#### Task directions:
Copy the rows below word for word, all of them, and leave out the pictures.

# start of Dataset records

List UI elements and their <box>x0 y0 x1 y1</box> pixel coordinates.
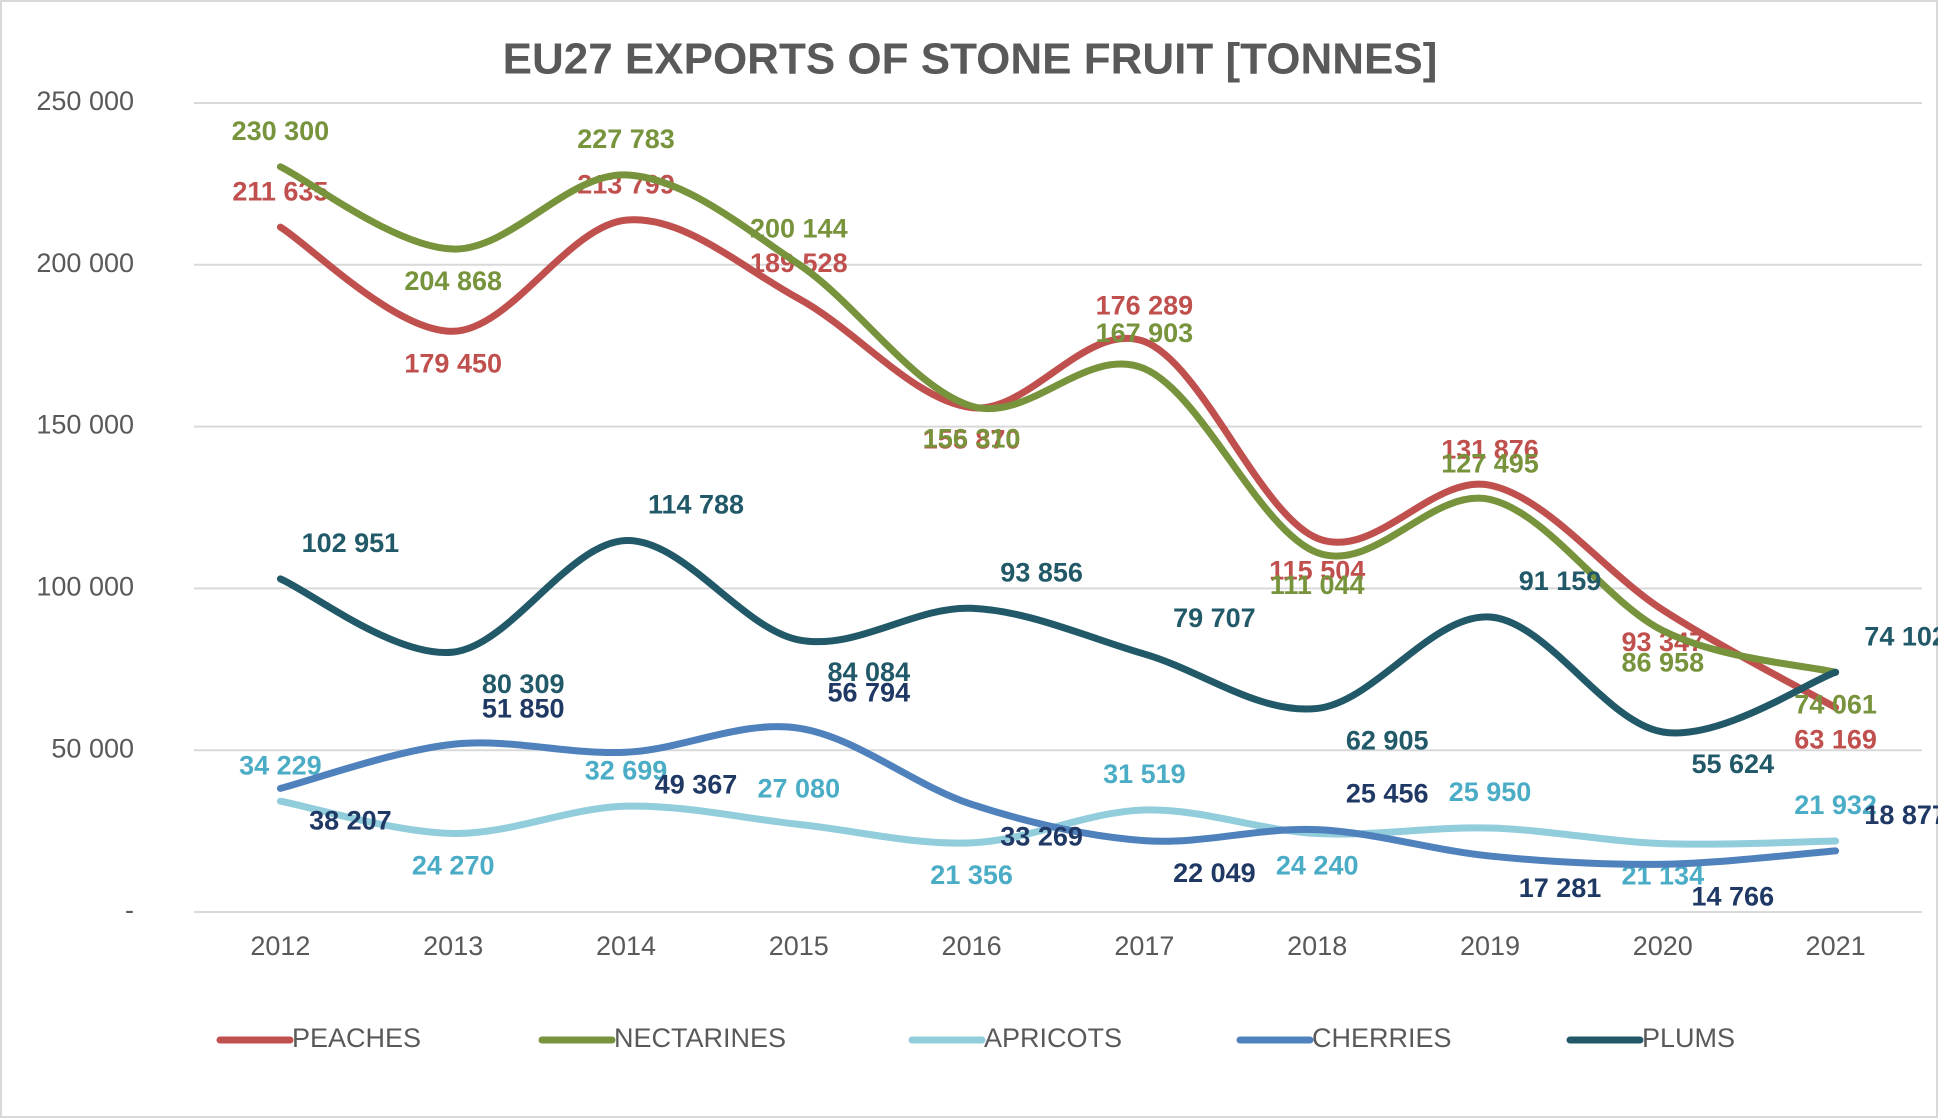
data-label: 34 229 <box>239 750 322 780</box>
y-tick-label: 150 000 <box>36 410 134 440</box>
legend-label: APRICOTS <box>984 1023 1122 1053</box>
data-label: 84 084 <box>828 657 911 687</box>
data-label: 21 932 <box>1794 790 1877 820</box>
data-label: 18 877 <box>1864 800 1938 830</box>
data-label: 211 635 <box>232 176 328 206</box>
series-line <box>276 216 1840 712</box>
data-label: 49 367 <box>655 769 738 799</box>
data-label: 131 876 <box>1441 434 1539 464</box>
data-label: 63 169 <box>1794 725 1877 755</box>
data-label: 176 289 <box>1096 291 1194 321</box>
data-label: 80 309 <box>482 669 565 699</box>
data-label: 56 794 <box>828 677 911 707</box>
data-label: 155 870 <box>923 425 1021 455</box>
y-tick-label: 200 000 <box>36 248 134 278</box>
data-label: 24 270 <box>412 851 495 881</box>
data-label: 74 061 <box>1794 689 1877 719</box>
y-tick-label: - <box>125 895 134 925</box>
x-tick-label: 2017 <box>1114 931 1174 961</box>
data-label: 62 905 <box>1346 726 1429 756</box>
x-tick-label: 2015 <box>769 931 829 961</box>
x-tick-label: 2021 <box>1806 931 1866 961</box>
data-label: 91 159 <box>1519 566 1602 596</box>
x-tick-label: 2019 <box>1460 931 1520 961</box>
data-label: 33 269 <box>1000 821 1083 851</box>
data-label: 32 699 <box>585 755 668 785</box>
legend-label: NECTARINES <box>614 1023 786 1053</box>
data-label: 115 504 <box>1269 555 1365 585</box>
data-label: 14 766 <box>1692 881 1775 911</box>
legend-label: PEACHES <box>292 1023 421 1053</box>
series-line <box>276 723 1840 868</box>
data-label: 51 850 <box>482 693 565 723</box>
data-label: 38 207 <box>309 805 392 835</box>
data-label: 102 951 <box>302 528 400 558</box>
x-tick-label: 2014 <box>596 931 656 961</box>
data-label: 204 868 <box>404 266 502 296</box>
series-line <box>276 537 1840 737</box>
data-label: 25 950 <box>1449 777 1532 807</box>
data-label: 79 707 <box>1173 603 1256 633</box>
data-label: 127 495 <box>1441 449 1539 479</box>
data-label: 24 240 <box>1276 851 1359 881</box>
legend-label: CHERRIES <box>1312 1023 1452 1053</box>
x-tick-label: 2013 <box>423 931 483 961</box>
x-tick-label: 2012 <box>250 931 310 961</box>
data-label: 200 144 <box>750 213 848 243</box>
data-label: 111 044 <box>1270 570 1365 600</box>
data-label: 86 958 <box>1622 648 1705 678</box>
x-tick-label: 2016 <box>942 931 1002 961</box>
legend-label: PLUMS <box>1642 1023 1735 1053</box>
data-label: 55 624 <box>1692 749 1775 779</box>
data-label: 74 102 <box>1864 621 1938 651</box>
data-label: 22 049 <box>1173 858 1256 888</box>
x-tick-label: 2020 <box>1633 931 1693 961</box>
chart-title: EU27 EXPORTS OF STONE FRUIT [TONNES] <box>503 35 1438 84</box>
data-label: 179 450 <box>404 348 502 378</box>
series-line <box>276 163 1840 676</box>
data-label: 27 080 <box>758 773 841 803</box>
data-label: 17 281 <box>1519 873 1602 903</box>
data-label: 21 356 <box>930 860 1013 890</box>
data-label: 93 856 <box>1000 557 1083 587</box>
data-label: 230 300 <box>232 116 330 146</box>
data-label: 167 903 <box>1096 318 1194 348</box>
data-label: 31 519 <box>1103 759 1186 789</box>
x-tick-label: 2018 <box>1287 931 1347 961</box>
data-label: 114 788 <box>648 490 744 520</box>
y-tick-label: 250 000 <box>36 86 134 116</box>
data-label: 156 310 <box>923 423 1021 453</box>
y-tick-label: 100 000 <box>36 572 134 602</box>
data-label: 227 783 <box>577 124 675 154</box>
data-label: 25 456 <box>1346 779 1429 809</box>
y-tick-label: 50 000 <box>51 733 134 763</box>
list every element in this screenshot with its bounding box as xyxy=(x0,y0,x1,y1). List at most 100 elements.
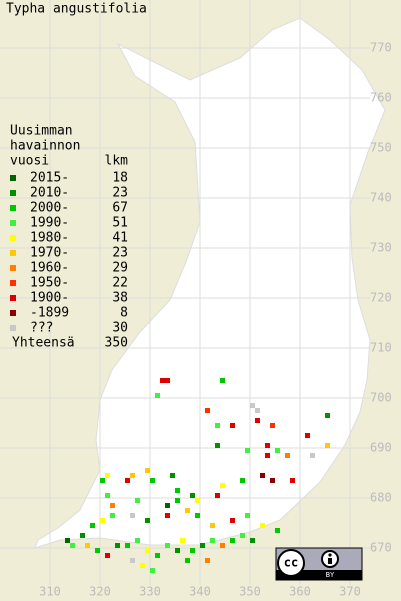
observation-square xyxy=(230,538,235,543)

# end of Dataset records

#### Problem solution:
List UI elements and their <box>x0 y0 x1 y1</box> pixel coordinates.
data-label: 34 229 <box>239 750 322 780</box>
y-tick-label: 150 000 <box>36 410 134 440</box>
legend-label: APRICOTS <box>984 1023 1122 1053</box>
data-label: 84 084 <box>828 657 911 687</box>
data-label: 21 932 <box>1794 790 1877 820</box>
data-label: 18 877 <box>1864 800 1938 830</box>
data-label: 211 635 <box>232 176 328 206</box>
series-line <box>276 216 1840 712</box>
data-label: 49 367 <box>655 769 738 799</box>
data-label: 131 876 <box>1441 434 1539 464</box>
data-label: 63 169 <box>1794 725 1877 755</box>
data-label: 176 289 <box>1096 291 1194 321</box>
data-label: 80 309 <box>482 669 565 699</box>
data-label: 56 794 <box>828 677 911 707</box>
data-label: 155 870 <box>923 425 1021 455</box>
y-tick-label: 200 000 <box>36 248 134 278</box>
data-label: 24 270 <box>412 851 495 881</box>
data-label: 74 061 <box>1794 689 1877 719</box>
y-tick-label: - <box>125 895 134 925</box>
x-tick-label: 2017 <box>1114 931 1174 961</box>
data-label: 62 905 <box>1346 726 1429 756</box>
x-tick-label: 2015 <box>769 931 829 961</box>
x-tick-label: 2021 <box>1806 931 1866 961</box>
data-label: 91 159 <box>1519 566 1602 596</box>
x-tick-label: 2019 <box>1460 931 1520 961</box>
data-label: 33 269 <box>1000 821 1083 851</box>
data-label: 32 699 <box>585 755 668 785</box>
legend-label: NECTARINES <box>614 1023 786 1053</box>
data-label: 115 504 <box>1269 555 1365 585</box>
data-label: 14 766 <box>1692 881 1775 911</box>
legend-label: PEACHES <box>292 1023 421 1053</box>
series-line <box>276 723 1840 868</box>
data-label: 51 850 <box>482 693 565 723</box>
data-label: 38 207 <box>309 805 392 835</box>
data-label: 102 951 <box>302 528 400 558</box>
x-tick-label: 2014 <box>596 931 656 961</box>
data-label: 204 868 <box>404 266 502 296</box>
series-line <box>276 537 1840 737</box>
data-label: 25 950 <box>1449 777 1532 807</box>
data-label: 79 707 <box>1173 603 1256 633</box>
data-label: 127 495 <box>1441 449 1539 479</box>
data-label: 24 240 <box>1276 851 1359 881</box>
legend-label: CHERRIES <box>1312 1023 1452 1053</box>
x-tick-label: 2013 <box>423 931 483 961</box>
x-tick-label: 2012 <box>250 931 310 961</box>
data-label: 200 144 <box>750 213 848 243</box>
data-label: 111 044 <box>1270 570 1365 600</box>
data-label: 86 958 <box>1622 648 1705 678</box>
x-tick-label: 2016 <box>942 931 1002 961</box>
legend-label: PLUMS <box>1642 1023 1735 1053</box>
data-label: 55 624 <box>1692 749 1775 779</box>
data-label: 74 102 <box>1864 621 1938 651</box>
data-label: 22 049 <box>1173 858 1256 888</box>
x-tick-label: 2020 <box>1633 931 1693 961</box>
chart-title: EU27 EXPORTS OF STONE FRUIT [TONNES] <box>503 35 1438 84</box>
data-label: 179 450 <box>404 348 502 378</box>
series-line <box>276 163 1840 676</box>
data-label: 27 080 <box>758 773 841 803</box>
data-label: 17 281 <box>1519 873 1602 903</box>
data-label: 21 356 <box>930 860 1013 890</box>
data-label: 93 856 <box>1000 557 1083 587</box>
data-label: 230 300 <box>232 116 330 146</box>
data-label: 167 903 <box>1096 318 1194 348</box>
data-label: 31 519 <box>1103 759 1186 789</box>
x-tick-label: 2018 <box>1287 931 1347 961</box>
data-label: 114 788 <box>648 490 744 520</box>
y-tick-label: 250 000 <box>36 86 134 116</box>
data-label: 156 310 <box>923 423 1021 453</box>
y-tick-label: 100 000 <box>36 572 134 602</box>
data-label: 227 783 <box>577 124 675 154</box>
data-label: 25 456 <box>1346 779 1429 809</box>
y-tick-label: 50 000 <box>51 733 134 763</box>
list every element in this screenshot with its bounding box as xyxy=(x0,y0,x1,y1). List at most 100 elements.
observation-square xyxy=(230,538,235,543)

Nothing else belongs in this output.